*** Opening of EXCERPTED PASSAGE ***

Intravenous Route
Maximal dose-response increase in Factor VIII activity occurs at 0.3 to 0.4 mcg/kg desmopressin. This increase is dose-dependent, with an IV dosage of 0.4 mcg/kg producing a 300% to 400% maximum increase in Factor VIII activity. There is no increase in activity with doses greater than 0.4 mcg/kg, despite increases in desmopressin concentrations. This is probably due to saturation of receptor sites. Increased Factor VIII activity is noted 30 minutes after IV administration, with peak activity occurring in 90 minutes to 2 hours. The initial and terminal half-lives for desmopressin are 7.8 and 75.5 minutes, respectively, resulting in a prompt onset of action with a long duration of action. Other evaluations have indicated that the terminal half-life for desmopressin is approximately 3 hours.
Other Route(s)
Intranasal Route
Approximately 3% to 4% of an intranasally administered dose is absorbed across the nasal mucosa. Intranasal desmopressin has an antidiuretic effect of about one-tenth that of an equivalent dose administered by injection. Peak plasma concentrations are noted within 40 to 45 minutes of a dose. Antidiuretic effects usually occur within 15 to 60 minutes, with peak effects evident 1 to 5 hours after nasal administration. The antidiuretic effects of the drug last for about 5 to 21 hours, followed by an abrupt cessation of activity that occurs over a 60- to 90-minute period. Increased Factor VIII activity is noted 30 minutes after intranasal administration, with peak activity occurring in 90 minutes to 2 hours. Intranasal desmopressin 300 mcg results in maximal Factor VIII and von Willebrand Factor activity levels 150% to 250% of normal. After a 300 mcg intranasal dose of desmopressin levels of Factor VIII and vWF remain greater than 30 units/dL for 8 hours. The initial and terminal half-lives for desmopressin are 7.8 and 75.5 minutes, respectively, resulting in a prompt onset of action with a long duration of action. Following administration of intranasal desmopressin for nocturia, the median time to peak plasma concentrations (Tmax) was 0.25 hour for the 0.83 mcg dose and 0.75 hour for the 1.66 mcg dose. The mean (+/- S.D.) peak plasma concentration (Cmax) was 4 (+/- 3.85) pg/mL for the 0.83 mcg dose and 9.11 (+/- 6.90) pg/mL for the 1.66 mcg dose. The plasma concentrations generally declined below 2 pg/mL (lower limit of quantitation) 4 to 6 hours post-dose.

*** Close of EXCERPTED PASSAGE ***
*** Opening of LISTED ENTRIES ***

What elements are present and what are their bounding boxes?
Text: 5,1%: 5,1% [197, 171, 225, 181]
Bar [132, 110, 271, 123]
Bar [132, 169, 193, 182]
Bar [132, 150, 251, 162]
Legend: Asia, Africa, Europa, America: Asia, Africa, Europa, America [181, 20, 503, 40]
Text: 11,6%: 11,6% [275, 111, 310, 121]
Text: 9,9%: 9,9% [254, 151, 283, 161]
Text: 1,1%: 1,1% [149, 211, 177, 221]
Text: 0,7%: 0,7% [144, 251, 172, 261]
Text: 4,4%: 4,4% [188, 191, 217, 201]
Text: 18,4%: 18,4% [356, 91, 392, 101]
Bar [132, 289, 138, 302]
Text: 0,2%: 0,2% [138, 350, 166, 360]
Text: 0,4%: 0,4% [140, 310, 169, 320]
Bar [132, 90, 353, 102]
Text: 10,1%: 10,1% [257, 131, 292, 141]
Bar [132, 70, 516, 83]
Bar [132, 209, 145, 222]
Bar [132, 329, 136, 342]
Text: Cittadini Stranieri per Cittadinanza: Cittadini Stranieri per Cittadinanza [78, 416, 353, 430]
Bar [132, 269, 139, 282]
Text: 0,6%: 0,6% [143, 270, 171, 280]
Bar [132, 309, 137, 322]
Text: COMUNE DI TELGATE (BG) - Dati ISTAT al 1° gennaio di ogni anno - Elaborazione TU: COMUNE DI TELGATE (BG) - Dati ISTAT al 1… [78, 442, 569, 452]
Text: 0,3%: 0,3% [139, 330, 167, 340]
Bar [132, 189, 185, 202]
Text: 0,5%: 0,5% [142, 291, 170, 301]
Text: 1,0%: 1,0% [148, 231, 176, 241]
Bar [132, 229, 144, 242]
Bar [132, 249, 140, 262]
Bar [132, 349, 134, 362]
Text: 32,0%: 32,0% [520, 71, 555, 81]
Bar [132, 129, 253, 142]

*** Close of LISTED ENTRIES ***

_HOW TO COMPLETE THIS TASK_. Reproduce the desmopressin passage above word for word, in full.

_EXERCISE RESPONSE_.
Intravenous Route
Maximal dose-response increase in Factor VIII activity occurs at 0.3 to 0.4 mcg/kg desmopressin. This increase is dose-dependent, with an IV dosage of 0.4 mcg/kg producing a 300% to 400% maximum increase in Factor VIII activity. There is no increase in activity with doses greater than 0.4 mcg/kg, despite increases in desmopressin concentrations. This is probably due to saturation of receptor sites. Increased Factor VIII activity is noted 30 minutes after IV administration, with peak activity occurring in 90 minutes to 2 hours. The initial and terminal half-lives for desmopressin are 7.8 and 75.5 minutes, respectively, resulting in a prompt onset of action with a long duration of action. Other evaluations have indicated that the terminal half-life for desmopressin is approximately 3 hours.
Other Route(s)
Intranasal Route
Approximately 3% to 4% of an intranasally administered dose is absorbed across the nasal mucosa. Intranasal desmopressin has an antidiuretic effect of about one-tenth that of an equivalent dose administered by injection. Peak plasma concentrations are noted within 40 to 45 minutes of a dose. Antidiuretic effects usually occur within 15 to 60 minutes, with peak effects evident 1 to 5 hours after nasal administration. The antidiuretic effects of the drug last for about 5 to 21 hours, followed by an abrupt cessation of activity that occurs over a 60- to 90-minute period. Increased Factor VIII activity is noted 30 minutes after intranasal administration, with peak activity occurring in 90 minutes to 2 hours. Intranasal desmopressin 300 mcg results in maximal Factor VIII and von Willebrand Factor activity levels 150% to 250% of normal. After a 300 mcg intranasal dose of desmopressin levels of Factor VIII and vWF remain greater than 30 units/dL for 8 hours. The initial and terminal half-lives for desmopressin are 7.8 and 75.5 minutes, respectively, resulting in a prompt onset of action with a long duration of action. Following administration of intranasal desmopressin for nocturia, the median time to peak plasma concentrations (Tmax) was 0.25 hour for the 0.83 mcg dose and 0.75 hour for the 1.66 mcg dose. The mean (+/- S.D.) peak plasma concentration (Cmax) was 4 (+/- 3.85) pg/mL for the 0.83 mcg dose and 9.11 (+/- 6.90) pg/mL for the 1.66 mcg dose. The plasma concentrations generally declined below 2 pg/mL (lower limit of quantitation) 4 to 6 hours post-dose.